> [Task description] Using the data below, copy each line that includes the word "page".

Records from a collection
>> START

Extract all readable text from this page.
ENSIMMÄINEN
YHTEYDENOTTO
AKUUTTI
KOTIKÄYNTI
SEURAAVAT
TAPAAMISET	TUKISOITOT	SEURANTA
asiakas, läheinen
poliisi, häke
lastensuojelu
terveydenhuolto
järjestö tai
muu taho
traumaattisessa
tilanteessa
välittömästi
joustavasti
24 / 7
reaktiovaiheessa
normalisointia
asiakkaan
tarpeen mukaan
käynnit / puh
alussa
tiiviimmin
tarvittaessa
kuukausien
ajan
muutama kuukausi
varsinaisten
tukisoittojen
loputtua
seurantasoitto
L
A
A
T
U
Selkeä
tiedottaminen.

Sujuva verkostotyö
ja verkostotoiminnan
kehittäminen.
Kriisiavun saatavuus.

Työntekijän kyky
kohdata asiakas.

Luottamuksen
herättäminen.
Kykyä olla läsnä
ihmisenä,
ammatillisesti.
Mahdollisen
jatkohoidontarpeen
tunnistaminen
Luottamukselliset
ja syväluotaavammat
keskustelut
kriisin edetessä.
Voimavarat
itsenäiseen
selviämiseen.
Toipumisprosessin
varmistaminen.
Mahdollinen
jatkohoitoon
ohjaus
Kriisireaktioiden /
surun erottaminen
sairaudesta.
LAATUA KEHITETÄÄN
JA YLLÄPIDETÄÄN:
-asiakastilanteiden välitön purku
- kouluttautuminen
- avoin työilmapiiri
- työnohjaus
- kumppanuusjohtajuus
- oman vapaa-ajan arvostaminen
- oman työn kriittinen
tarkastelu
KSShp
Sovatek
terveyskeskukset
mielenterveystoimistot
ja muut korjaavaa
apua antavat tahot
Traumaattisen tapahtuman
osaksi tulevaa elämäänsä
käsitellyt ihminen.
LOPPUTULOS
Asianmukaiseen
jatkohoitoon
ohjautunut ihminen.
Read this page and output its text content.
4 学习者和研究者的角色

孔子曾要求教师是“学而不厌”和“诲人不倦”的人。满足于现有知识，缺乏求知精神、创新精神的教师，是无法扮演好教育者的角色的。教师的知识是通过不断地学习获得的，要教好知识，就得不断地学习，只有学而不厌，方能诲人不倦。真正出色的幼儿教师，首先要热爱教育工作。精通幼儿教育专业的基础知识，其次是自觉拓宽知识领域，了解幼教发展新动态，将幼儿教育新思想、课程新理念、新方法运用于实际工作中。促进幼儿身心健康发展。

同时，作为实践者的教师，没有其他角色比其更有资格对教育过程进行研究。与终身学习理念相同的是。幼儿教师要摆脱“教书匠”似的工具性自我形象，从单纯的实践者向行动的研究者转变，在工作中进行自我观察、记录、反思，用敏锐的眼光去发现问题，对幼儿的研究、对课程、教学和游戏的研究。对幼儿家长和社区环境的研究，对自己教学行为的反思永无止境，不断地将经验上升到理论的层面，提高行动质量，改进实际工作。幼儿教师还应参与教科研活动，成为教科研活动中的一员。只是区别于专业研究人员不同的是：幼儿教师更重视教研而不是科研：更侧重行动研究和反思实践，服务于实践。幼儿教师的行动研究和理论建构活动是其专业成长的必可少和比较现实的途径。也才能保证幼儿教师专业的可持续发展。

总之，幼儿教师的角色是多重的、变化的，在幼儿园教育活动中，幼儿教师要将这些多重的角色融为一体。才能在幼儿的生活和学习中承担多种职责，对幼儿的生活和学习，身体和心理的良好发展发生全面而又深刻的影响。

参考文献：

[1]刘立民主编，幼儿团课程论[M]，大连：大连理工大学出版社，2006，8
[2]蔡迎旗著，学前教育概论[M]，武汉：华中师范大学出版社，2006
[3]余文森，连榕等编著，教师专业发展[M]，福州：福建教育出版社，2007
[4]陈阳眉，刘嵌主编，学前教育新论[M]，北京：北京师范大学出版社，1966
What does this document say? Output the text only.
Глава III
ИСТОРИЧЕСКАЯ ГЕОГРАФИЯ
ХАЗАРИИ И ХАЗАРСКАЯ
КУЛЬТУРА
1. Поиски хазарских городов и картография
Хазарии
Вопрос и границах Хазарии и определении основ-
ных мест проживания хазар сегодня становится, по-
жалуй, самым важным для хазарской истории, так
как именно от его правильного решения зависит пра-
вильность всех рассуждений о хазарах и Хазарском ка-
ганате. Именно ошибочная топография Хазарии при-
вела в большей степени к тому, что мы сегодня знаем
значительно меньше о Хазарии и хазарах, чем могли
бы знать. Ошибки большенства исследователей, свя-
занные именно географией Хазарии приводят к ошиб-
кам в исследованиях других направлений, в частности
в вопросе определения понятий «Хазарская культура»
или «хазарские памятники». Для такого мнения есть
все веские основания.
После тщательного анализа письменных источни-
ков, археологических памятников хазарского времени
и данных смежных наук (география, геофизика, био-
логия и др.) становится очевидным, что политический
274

>> END

> [Reply to the exercise]
Extract all readable text from this page.
Read this page and output its text content.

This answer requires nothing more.